### Given exercise
Copy every line in the records below that contains the word "kind".

* start Listing *

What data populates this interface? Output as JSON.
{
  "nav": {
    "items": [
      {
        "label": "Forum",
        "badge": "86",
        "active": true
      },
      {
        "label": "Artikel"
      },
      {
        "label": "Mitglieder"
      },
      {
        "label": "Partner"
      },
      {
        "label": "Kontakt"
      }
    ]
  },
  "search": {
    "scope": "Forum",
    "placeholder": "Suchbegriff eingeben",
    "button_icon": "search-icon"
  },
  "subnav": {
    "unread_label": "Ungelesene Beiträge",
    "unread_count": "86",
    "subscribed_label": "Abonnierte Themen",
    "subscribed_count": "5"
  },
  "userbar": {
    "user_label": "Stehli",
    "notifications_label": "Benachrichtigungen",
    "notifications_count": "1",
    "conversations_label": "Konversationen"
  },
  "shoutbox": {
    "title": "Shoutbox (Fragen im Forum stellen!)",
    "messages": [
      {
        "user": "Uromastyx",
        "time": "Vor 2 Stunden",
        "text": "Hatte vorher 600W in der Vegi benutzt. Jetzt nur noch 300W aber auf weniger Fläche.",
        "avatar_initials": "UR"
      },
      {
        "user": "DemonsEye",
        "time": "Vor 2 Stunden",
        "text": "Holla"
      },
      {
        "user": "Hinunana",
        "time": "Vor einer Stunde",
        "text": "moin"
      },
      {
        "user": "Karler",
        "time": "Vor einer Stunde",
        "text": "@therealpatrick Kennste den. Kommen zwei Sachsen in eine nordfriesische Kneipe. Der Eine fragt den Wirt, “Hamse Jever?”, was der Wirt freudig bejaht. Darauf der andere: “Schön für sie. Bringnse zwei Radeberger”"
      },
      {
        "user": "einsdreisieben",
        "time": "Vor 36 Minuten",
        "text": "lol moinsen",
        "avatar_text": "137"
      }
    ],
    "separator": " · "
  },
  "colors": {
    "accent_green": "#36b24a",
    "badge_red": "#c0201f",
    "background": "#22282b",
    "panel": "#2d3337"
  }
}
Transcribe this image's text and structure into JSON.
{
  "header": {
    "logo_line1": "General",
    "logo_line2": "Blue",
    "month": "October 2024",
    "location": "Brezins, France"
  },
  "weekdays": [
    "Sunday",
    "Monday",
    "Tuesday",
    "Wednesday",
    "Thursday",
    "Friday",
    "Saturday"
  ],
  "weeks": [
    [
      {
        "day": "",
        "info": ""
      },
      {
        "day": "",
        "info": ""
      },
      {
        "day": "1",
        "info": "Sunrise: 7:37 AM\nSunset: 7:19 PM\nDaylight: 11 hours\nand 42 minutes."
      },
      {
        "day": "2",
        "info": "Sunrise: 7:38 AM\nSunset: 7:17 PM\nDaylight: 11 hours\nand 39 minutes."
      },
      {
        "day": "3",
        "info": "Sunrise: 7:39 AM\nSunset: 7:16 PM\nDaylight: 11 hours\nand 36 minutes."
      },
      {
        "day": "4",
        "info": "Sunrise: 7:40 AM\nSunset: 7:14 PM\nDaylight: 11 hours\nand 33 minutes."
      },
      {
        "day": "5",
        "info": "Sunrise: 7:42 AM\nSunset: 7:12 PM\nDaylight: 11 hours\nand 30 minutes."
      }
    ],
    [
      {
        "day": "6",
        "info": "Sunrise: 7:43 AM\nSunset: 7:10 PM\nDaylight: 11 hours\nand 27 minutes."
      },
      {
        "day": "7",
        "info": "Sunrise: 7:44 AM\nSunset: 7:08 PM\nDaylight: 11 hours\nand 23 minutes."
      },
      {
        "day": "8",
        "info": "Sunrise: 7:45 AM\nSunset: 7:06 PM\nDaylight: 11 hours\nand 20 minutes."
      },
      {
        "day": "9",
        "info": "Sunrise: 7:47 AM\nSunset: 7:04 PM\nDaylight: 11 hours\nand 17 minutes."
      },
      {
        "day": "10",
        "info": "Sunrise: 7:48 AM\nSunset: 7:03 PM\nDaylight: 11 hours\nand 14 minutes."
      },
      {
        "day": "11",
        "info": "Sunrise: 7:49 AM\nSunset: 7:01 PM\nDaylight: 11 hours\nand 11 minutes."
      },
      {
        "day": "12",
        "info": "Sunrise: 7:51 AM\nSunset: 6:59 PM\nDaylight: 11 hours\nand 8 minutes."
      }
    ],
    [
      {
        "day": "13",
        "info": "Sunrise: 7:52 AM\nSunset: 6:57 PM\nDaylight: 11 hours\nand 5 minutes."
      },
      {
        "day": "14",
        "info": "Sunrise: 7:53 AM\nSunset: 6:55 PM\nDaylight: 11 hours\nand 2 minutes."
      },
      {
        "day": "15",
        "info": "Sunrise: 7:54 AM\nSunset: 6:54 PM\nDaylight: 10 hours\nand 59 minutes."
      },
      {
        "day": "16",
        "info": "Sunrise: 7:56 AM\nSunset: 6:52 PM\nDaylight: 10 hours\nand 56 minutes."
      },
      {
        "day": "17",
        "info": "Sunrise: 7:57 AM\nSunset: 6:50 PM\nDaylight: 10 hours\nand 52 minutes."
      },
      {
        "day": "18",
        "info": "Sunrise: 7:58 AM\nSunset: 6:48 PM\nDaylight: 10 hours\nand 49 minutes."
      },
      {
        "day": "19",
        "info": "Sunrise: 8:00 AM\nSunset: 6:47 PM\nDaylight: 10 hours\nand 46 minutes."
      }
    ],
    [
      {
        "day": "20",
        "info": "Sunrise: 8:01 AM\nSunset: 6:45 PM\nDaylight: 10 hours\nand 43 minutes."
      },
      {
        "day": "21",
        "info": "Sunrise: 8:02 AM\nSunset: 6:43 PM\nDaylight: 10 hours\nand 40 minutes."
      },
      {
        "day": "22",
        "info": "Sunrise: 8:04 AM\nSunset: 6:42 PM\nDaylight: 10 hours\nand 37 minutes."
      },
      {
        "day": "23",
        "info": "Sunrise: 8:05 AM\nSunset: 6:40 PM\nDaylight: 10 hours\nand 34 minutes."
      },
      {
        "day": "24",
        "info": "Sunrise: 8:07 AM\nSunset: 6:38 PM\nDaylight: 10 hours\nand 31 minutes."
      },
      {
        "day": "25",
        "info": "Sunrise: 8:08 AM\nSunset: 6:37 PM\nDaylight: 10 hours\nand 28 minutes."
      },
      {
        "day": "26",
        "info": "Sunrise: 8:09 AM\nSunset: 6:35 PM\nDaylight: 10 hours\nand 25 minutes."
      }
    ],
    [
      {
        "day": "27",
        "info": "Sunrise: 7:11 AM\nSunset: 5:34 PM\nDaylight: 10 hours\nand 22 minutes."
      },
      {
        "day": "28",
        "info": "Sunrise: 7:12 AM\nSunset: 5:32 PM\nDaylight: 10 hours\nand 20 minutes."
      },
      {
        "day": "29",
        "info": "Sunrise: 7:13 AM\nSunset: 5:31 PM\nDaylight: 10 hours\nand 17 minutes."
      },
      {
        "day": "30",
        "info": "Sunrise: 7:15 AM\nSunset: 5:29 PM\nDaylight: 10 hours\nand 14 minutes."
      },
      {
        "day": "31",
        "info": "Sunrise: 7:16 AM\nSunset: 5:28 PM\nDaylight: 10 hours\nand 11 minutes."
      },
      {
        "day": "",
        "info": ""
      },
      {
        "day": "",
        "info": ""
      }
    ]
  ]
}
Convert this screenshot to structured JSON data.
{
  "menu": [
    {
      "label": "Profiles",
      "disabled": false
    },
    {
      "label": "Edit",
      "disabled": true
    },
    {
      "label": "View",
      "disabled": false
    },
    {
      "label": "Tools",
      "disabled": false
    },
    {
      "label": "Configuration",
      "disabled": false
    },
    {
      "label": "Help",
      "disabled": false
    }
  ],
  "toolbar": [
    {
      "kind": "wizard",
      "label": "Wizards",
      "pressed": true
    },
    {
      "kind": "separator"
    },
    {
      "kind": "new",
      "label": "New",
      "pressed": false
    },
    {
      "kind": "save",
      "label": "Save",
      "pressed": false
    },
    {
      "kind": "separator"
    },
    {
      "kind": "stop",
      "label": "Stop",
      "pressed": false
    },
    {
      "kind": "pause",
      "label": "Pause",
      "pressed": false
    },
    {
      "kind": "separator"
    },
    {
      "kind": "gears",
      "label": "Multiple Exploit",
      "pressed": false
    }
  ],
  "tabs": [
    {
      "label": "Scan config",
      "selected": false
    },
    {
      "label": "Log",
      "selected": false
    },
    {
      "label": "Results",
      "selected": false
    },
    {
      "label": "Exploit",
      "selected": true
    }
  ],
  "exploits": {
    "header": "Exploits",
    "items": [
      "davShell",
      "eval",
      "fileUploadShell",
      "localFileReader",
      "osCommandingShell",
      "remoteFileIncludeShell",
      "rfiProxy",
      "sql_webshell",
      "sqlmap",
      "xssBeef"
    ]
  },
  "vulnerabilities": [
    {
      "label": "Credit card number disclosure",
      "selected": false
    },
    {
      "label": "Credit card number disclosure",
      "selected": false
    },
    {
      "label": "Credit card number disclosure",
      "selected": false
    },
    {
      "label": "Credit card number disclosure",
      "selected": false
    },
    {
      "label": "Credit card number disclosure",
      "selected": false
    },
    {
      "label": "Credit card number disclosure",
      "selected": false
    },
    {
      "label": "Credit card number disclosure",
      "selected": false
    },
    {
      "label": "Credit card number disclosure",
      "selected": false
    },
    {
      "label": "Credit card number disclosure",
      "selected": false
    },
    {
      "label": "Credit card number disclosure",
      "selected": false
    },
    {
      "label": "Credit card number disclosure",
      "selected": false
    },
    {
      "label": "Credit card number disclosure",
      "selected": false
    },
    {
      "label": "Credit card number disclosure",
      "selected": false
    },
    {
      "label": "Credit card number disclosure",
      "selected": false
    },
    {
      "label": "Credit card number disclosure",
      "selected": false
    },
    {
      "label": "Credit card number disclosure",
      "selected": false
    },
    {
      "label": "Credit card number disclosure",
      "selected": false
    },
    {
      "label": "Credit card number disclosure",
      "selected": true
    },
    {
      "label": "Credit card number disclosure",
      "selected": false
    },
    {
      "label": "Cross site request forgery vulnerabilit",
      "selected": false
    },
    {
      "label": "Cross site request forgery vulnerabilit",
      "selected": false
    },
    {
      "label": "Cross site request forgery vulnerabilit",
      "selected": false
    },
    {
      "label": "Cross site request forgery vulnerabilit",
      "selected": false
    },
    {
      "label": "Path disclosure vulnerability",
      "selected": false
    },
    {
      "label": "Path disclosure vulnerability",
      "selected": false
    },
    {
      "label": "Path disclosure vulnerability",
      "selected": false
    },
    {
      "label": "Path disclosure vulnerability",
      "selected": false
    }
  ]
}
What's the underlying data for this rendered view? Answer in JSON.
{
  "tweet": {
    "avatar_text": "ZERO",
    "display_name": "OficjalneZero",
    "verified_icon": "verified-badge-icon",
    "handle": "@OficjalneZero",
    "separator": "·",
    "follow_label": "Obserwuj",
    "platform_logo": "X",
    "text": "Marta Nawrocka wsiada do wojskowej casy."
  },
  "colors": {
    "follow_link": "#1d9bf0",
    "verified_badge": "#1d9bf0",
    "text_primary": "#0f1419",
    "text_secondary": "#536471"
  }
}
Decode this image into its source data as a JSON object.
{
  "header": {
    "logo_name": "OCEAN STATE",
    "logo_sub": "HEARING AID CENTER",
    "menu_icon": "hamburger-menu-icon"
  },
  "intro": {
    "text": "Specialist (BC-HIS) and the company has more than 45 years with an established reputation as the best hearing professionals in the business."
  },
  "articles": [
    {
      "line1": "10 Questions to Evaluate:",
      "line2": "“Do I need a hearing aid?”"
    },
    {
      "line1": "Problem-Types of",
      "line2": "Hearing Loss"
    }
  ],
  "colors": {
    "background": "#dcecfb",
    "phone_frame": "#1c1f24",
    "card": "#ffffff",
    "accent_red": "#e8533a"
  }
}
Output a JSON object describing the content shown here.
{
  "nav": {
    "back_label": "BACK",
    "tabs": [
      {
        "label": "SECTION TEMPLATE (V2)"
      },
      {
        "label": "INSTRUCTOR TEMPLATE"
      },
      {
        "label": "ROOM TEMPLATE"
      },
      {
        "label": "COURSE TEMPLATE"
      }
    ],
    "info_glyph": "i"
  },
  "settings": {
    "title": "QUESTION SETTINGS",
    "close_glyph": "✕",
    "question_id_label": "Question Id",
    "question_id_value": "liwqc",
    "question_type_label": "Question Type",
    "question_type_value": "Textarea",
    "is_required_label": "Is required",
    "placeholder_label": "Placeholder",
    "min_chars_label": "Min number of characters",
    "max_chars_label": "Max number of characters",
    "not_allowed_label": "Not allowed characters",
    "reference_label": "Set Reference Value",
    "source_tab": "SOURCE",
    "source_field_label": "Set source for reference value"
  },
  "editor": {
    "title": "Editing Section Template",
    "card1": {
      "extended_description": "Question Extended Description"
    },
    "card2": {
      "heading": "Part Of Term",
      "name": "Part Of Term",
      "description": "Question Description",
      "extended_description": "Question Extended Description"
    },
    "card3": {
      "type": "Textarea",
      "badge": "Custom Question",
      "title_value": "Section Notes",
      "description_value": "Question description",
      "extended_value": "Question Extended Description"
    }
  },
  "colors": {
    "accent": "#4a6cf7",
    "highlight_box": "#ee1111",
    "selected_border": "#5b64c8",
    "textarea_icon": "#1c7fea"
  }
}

* end Listing *

### Task solution
      "kind": "wizard",
      "kind": "separator"
      "kind": "new",
      "kind": "save",
      "kind": "separator"
      "kind": "stop",
      "kind": "pause",
      "kind": "separator"
      "kind": "gears",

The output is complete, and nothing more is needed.